To do » Pick out the lines containing "организаций".

(Dataset excerpt)
════════════════════

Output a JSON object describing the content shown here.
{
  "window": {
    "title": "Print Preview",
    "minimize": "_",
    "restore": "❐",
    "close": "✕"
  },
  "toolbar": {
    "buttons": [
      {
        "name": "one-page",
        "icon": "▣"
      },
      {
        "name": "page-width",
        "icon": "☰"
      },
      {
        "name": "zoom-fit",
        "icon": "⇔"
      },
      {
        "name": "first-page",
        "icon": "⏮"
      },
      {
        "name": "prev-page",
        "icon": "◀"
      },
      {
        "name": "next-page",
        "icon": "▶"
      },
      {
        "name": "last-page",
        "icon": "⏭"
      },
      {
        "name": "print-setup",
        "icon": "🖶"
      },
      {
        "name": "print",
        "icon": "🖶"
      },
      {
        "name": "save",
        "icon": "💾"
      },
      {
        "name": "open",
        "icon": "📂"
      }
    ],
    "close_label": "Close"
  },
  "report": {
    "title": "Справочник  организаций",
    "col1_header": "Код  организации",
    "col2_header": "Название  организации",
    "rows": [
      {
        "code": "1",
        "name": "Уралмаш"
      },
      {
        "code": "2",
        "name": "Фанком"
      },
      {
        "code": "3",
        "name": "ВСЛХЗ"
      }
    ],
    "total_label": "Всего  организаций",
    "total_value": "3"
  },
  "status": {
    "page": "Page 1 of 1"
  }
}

════════════════════

Answer for the task »
    "title": "Справочник  организаций",
    "total_label": "Всего  организаций",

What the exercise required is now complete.